> [Records for processing]:
#####

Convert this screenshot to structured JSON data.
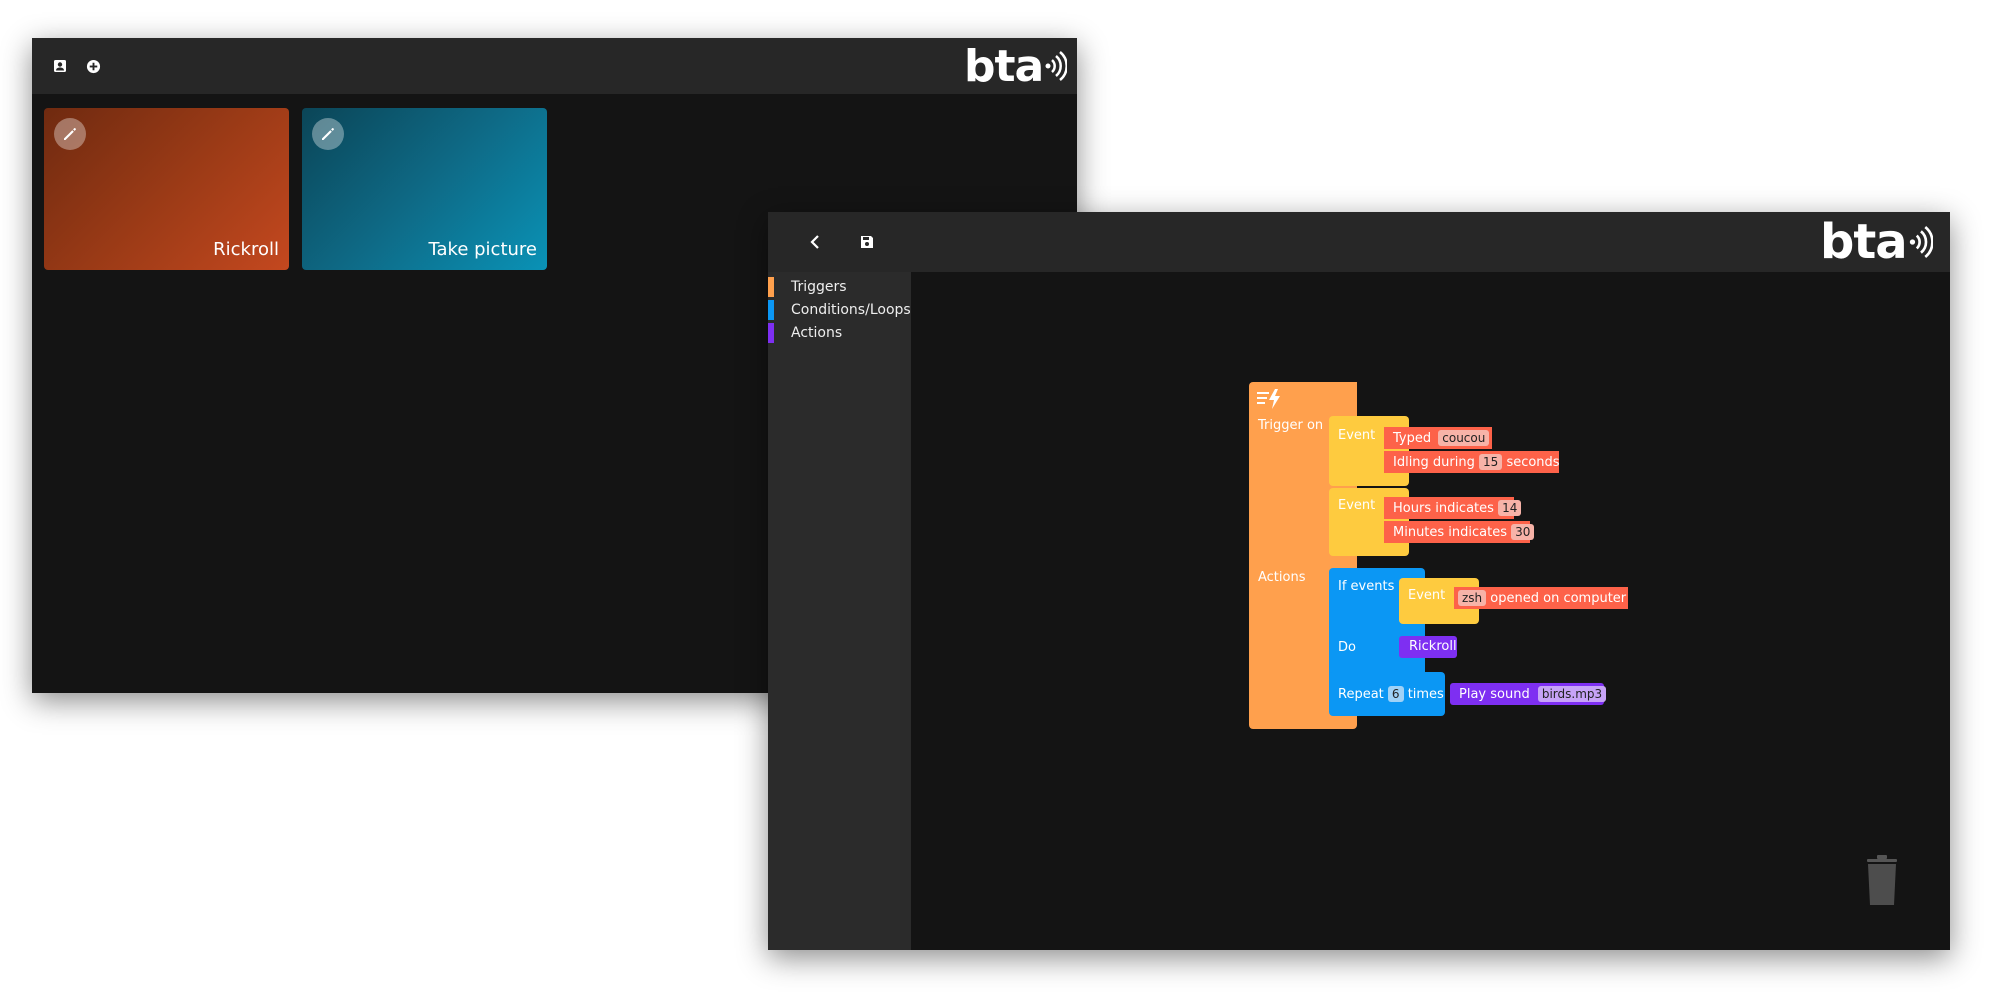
{
  "window_list": {
    "topbar_icons": [
      "contact-icon",
      "add-circle-icon"
    ],
    "brand": "bta",
    "cards": [
      {
        "label": "Rickroll",
        "icon": "edit-icon"
      },
      {
        "label": "Take picture",
        "icon": "edit-icon"
      }
    ]
  },
  "window_editor": {
    "topbar_icons": [
      "back-chevron-icon",
      "save-icon"
    ],
    "brand": "bta",
    "categories": [
      {
        "label": "Triggers",
        "color": "#ffa04d"
      },
      {
        "label": "Conditions/Loops",
        "color": "#0b97f4"
      },
      {
        "label": "Actions",
        "color": "#7e2ff2"
      }
    ],
    "blocks": {
      "trigger_on": "Trigger on",
      "actions": "Actions",
      "event": "Event",
      "typed": "Typed",
      "typed_value": "coucou",
      "idling_during": "Idling during",
      "idling_value": "15",
      "seconds": "seconds",
      "hours_indicates": "Hours indicates",
      "hours_value": "14",
      "minutes_indicates": "Minutes indicates",
      "minutes_value": "30",
      "if_events": "If events",
      "zsh_value": "zsh",
      "opened_on_computer": "opened on computer",
      "do": "Do",
      "rickroll": "Rickroll",
      "repeat": "Repeat",
      "repeat_value": "6",
      "times": "times",
      "play_sound": "Play sound",
      "sound_value": "birds.mp3"
    },
    "trash_icon": "trash-icon"
  },
  "colors": {
    "trigger_orange": "#ffa04d",
    "event_yellow": "#fecb3f",
    "leaf_red": "#fd6249",
    "condition_blue": "#0b97f4",
    "action_purple": "#7e2ff2"
  }
}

#####

> [Set task]:
Filter the listing above by the word "indicates"; copy each line that passes.

> [Exercise solution]:
      "hours_indicates": "Hours indicates",
      "minutes_indicates": "Minutes indicates",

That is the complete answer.